Required work –
Reproduce the lines of the material exactly, excluding every image.

Records supplied –
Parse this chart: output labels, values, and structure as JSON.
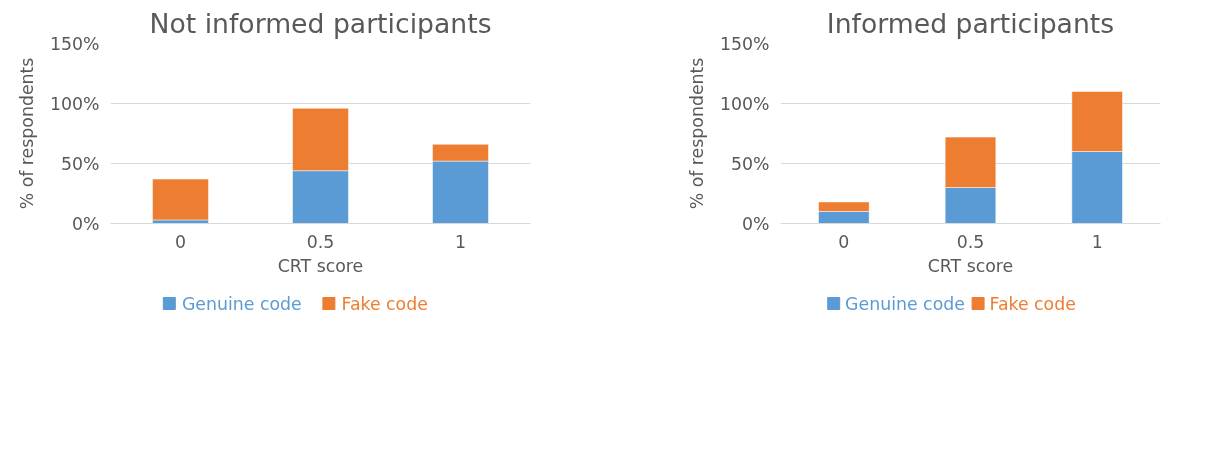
{
  "chart_data": [
    {
      "type": "bar",
      "stacked": true,
      "title": "Not informed participants",
      "xlabel": "CRT score",
      "ylabel": "% of respondents",
      "categories": [
        "0",
        "0.5",
        "1"
      ],
      "series": [
        {
          "name": "Genuine code",
          "color": "#5b9bd5",
          "values": [
            3,
            44,
            52
          ]
        },
        {
          "name": "Fake code",
          "color": "#ed7d31",
          "values": [
            34,
            52,
            14
          ]
        }
      ],
      "ylim": [
        0,
        150
      ],
      "yticks": [
        {
          "value": 0,
          "label": "0%"
        },
        {
          "value": 50,
          "label": "50%"
        },
        {
          "value": 100,
          "label": "100%"
        },
        {
          "value": 150,
          "label": "150%"
        }
      ],
      "grid": "y",
      "legend": "bottom"
    },
    {
      "type": "bar",
      "stacked": true,
      "title": "Informed participants",
      "xlabel": "CRT score",
      "ylabel": "% of respondents",
      "categories": [
        "0",
        "0.5",
        "1"
      ],
      "series": [
        {
          "name": "Genuine code",
          "color": "#5b9bd5",
          "values": [
            10,
            30,
            60
          ]
        },
        {
          "name": "Fake code",
          "color": "#ed7d31",
          "values": [
            8,
            42,
            50
          ]
        }
      ],
      "ylim": [
        0,
        150
      ],
      "yticks": [
        {
          "value": 0,
          "label": "0%"
        },
        {
          "value": 50,
          "label": "50%"
        },
        {
          "value": 100,
          "label": "100%"
        },
        {
          "value": 150,
          "label": "150%"
        }
      ],
      "grid": "y",
      "legend": "bottom"
    }
  ]
}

Task output –
Parse this chart: output labels, values, and structure as JSON.
{
  "chart_data": [
    {
      "type": "bar",
      "stacked": true,
      "title": "Not informed participants",
      "xlabel": "CRT score",
      "ylabel": "% of respondents",
      "categories": [
        "0",
        "0.5",
        "1"
      ],
      "series": [
        {
          "name": "Genuine code",
          "color": "#5b9bd5",
          "values": [
            3,
            44,
            52
          ]
        },
        {
          "name": "Fake code",
          "color": "#ed7d31",
          "values": [
            34,
            52,
            14
          ]
        }
      ],
      "ylim": [
        0,
        150
      ],
      "yticks": [
        {
          "value": 0,
          "label": "0%"
        },
        {
          "value": 50,
          "label": "50%"
        },
        {
          "value": 100,
          "label": "100%"
        },
        {
          "value": 150,
          "label": "150%"
        }
      ],
      "grid": "y",
      "legend": "bottom"
    },
    {
      "type": "bar",
      "stacked": true,
      "title": "Informed participants",
      "xlabel": "CRT score",
      "ylabel": "% of respondents",
      "categories": [
        "0",
        "0.5",
        "1"
      ],
      "series": [
        {
          "name": "Genuine code",
          "color": "#5b9bd5",
          "values": [
            10,
            30,
            60
          ]
        },
        {
          "name": "Fake code",
          "color": "#ed7d31",
          "values": [
            8,
            42,
            50
          ]
        }
      ],
      "ylim": [
        0,
        150
      ],
      "yticks": [
        {
          "value": 0,
          "label": "0%"
        },
        {
          "value": 50,
          "label": "50%"
        },
        {
          "value": 100,
          "label": "100%"
        },
        {
          "value": 150,
          "label": "150%"
        }
      ],
      "grid": "y",
      "legend": "bottom"
    }
  ]
}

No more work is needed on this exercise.